Work required: Show only lines that include "text".

(Records from a dataset)
※ ※ ※
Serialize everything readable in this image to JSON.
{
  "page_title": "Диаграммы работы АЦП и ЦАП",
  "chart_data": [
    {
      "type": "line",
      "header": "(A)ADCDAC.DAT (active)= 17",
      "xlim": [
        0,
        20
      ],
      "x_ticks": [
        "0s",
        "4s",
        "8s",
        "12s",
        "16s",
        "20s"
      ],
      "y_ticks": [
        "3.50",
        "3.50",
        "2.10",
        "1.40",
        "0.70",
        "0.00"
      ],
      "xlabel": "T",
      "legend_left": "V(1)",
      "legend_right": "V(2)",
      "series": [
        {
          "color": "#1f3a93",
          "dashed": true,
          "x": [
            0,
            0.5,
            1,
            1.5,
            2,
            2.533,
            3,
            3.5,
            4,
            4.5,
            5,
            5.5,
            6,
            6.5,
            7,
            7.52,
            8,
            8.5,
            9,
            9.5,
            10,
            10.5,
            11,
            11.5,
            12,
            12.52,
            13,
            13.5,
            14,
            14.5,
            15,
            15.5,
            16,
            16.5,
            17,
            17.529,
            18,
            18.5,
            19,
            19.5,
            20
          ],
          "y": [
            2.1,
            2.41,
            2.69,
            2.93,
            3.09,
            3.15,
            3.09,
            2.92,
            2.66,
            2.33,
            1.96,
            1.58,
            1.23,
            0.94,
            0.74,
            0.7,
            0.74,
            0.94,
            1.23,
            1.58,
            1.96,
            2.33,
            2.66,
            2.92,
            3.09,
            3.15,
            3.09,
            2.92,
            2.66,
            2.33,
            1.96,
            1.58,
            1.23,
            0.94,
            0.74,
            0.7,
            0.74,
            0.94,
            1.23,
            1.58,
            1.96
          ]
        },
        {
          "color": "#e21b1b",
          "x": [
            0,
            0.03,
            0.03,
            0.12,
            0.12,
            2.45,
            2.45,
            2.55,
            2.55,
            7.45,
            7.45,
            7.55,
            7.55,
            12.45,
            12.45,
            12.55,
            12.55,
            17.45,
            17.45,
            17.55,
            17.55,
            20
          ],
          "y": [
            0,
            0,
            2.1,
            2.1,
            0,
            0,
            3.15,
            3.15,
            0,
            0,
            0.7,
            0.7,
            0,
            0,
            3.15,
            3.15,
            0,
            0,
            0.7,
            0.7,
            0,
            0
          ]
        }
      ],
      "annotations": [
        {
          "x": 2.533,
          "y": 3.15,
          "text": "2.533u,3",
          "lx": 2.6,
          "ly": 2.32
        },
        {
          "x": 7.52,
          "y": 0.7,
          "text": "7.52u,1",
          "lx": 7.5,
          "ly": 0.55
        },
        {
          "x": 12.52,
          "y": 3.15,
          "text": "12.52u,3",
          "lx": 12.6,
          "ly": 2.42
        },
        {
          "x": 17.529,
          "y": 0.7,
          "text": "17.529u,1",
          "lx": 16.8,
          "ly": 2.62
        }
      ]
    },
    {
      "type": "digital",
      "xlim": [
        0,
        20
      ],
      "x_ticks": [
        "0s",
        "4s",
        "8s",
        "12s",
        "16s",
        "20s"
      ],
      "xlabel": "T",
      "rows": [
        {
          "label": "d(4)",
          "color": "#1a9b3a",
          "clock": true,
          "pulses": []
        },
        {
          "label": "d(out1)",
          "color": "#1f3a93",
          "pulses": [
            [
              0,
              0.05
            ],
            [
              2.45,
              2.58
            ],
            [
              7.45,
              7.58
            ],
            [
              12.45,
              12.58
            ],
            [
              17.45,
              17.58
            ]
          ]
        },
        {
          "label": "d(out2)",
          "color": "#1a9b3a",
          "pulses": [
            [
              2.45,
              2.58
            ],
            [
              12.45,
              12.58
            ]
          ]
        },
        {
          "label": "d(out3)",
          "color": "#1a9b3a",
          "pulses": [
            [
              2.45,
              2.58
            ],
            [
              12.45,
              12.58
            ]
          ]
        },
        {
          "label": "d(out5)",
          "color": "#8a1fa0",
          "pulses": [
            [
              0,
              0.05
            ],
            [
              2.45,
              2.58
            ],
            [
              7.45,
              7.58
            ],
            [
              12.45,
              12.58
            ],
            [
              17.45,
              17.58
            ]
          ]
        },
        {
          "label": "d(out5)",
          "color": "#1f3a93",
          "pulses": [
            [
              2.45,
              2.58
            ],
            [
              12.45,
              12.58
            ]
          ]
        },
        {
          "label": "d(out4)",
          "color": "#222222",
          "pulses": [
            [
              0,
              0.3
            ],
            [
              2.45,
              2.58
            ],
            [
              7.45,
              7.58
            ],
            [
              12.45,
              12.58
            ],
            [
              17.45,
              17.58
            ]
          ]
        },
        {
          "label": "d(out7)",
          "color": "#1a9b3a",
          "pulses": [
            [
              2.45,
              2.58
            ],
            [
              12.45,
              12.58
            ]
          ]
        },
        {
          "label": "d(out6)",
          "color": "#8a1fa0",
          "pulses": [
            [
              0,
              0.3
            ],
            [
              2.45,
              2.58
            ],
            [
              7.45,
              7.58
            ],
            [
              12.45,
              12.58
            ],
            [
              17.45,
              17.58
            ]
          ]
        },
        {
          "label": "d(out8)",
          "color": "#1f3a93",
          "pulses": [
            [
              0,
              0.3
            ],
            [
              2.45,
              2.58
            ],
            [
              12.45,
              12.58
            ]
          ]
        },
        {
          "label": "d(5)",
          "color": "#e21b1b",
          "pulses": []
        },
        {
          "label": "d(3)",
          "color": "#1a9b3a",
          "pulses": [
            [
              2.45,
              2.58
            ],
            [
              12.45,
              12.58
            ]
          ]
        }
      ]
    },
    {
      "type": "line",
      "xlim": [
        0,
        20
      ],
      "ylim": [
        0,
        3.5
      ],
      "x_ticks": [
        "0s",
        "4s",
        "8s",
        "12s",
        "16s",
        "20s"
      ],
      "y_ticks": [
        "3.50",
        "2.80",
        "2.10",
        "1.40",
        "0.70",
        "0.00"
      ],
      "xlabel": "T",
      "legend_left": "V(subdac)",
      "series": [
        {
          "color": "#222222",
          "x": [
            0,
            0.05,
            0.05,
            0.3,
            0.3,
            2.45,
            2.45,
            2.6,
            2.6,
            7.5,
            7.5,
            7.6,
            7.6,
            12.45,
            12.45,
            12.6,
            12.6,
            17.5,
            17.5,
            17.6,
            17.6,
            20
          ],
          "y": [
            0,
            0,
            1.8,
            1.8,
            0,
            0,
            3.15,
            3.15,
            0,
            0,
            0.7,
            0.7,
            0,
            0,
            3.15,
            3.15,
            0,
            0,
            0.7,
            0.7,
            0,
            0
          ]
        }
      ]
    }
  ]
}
※ ※ ※
Solution to this problem:
          "text": "2.533u,3",
          "text": "7.52u,1",
          "text": "12.52u,3",
          "text": "17.529u,1",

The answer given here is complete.